[start]

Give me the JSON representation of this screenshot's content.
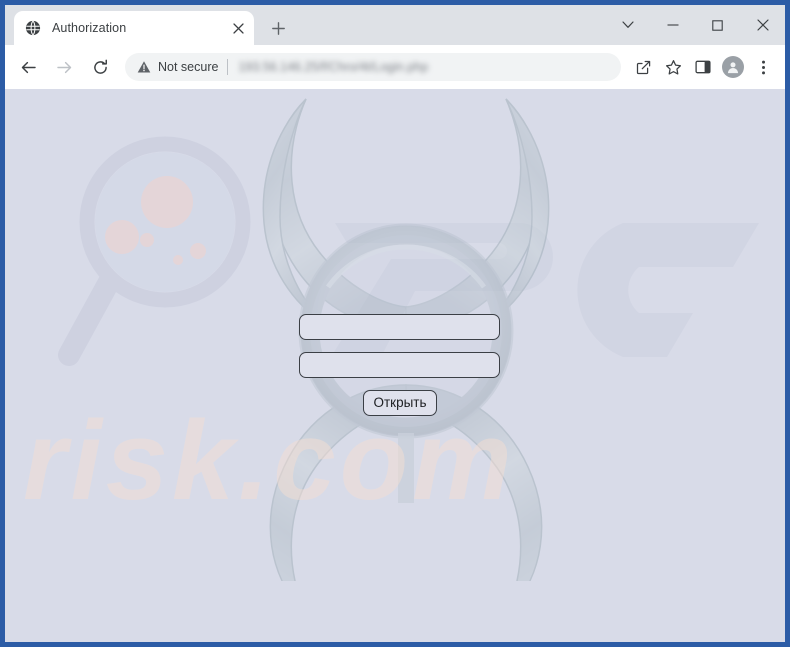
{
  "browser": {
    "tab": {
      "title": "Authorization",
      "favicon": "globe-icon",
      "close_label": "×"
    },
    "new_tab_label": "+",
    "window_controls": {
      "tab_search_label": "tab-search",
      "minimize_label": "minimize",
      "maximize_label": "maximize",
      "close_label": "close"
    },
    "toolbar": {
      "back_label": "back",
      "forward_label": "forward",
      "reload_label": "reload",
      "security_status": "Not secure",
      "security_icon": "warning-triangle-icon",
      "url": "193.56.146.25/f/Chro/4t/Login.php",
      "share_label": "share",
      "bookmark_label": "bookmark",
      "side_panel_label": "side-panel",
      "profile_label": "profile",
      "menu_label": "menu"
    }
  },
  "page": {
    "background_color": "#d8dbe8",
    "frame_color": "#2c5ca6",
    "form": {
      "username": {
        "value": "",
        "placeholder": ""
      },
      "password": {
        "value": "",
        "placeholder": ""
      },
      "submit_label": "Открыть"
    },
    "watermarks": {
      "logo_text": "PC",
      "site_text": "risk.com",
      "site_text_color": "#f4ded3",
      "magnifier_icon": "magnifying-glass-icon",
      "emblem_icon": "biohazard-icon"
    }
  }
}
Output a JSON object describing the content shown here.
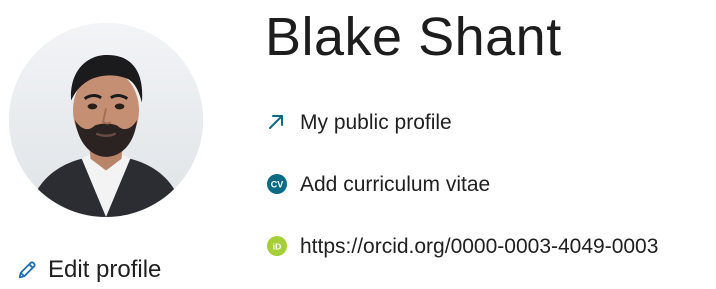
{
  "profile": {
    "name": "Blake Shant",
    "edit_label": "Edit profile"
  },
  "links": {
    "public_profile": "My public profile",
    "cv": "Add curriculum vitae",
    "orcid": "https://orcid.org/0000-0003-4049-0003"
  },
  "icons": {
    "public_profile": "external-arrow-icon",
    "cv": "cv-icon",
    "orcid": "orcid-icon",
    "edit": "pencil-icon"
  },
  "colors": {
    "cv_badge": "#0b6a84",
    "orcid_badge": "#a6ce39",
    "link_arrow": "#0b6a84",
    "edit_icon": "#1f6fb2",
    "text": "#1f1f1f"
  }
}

[end]

EXERCISE BRIEF. Do not include pictures. Copy only the lines running from the line with "Output a JSON" through the last line of the records, exactly as they appear.

RESULT OF THE TASK.
Output a JSON object describing the content shown here.
{
  "profile": {
    "name": "Blake Shant",
    "edit_label": "Edit profile"
  },
  "links": {
    "public_profile": "My public profile",
    "cv": "Add curriculum vitae",
    "orcid": "https://orcid.org/0000-0003-4049-0003"
  },
  "icons": {
    "public_profile": "external-arrow-icon",
    "cv": "cv-icon",
    "orcid": "orcid-icon",
    "edit": "pencil-icon"
  },
  "colors": {
    "cv_badge": "#0b6a84",
    "orcid_badge": "#a6ce39",
    "link_arrow": "#0b6a84",
    "edit_icon": "#1f6fb2",
    "text": "#1f1f1f"
  }
}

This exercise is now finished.